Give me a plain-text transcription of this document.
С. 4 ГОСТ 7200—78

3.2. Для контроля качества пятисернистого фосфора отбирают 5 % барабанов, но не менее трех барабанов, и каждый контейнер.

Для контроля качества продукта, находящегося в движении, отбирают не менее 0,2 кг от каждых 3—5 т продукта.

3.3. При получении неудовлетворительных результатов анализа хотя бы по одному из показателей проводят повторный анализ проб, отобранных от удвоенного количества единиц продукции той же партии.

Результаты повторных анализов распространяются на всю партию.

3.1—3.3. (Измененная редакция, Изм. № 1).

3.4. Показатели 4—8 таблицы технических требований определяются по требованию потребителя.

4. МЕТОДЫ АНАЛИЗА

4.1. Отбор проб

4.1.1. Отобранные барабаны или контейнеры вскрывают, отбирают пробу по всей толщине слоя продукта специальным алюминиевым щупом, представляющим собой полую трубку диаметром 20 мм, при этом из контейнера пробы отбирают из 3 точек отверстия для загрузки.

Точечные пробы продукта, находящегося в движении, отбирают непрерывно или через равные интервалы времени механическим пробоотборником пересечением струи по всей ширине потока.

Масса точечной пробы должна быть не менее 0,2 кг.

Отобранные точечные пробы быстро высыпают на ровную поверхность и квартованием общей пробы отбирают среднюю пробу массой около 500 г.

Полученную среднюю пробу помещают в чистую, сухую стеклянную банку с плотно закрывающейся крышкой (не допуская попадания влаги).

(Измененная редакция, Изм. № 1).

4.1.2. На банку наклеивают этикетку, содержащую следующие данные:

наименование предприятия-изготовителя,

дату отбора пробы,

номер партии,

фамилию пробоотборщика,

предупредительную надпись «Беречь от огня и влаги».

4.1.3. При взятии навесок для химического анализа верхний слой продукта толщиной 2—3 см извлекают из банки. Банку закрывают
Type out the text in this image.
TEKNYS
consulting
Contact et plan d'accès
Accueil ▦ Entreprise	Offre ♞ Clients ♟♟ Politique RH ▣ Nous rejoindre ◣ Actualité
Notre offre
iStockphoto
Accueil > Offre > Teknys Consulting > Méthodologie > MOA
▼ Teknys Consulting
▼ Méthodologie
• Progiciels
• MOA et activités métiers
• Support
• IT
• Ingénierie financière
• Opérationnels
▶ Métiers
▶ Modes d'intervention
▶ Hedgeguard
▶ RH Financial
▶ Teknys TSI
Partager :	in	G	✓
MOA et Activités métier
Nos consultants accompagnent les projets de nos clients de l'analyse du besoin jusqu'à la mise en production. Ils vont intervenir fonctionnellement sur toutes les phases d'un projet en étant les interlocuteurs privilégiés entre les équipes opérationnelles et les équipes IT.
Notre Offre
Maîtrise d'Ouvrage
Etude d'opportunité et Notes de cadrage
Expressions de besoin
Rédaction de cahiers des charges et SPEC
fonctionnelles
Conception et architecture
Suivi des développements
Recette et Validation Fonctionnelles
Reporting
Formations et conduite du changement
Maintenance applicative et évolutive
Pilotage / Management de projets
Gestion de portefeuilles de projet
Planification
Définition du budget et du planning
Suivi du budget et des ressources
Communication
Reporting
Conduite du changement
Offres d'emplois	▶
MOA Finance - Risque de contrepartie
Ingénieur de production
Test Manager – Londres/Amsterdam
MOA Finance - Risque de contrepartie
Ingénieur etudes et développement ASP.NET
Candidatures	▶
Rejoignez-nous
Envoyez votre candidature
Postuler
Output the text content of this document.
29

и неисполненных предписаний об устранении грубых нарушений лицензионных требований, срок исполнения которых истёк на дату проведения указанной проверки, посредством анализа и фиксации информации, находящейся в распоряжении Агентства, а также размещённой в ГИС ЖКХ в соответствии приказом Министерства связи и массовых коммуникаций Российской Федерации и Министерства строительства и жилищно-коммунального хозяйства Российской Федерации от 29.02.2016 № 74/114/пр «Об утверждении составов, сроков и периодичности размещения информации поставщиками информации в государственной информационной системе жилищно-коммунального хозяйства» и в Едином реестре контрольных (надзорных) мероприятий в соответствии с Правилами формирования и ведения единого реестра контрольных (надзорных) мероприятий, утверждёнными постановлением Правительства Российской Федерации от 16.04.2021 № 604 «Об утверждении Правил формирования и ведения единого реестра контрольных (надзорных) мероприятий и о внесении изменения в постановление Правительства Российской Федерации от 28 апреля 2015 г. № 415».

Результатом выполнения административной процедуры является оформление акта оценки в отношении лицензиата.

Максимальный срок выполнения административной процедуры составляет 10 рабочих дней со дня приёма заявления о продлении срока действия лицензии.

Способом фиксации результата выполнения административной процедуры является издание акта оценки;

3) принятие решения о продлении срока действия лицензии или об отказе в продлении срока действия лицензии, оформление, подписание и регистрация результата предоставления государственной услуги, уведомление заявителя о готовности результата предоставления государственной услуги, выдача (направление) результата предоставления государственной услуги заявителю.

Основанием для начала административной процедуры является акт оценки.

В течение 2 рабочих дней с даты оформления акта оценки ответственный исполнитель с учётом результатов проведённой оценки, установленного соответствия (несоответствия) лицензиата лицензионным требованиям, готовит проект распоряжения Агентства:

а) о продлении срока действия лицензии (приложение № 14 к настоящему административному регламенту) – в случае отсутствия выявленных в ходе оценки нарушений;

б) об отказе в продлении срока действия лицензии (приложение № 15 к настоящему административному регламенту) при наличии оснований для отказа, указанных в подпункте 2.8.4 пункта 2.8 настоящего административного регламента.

● What is needed
Locate and copy each line in the data above that includes the word "Измененная".

● Solution to the exercise
3.1—3.3. (Измененная редакция, Изм. № 1).
(Измененная редакция, Изм. № 1).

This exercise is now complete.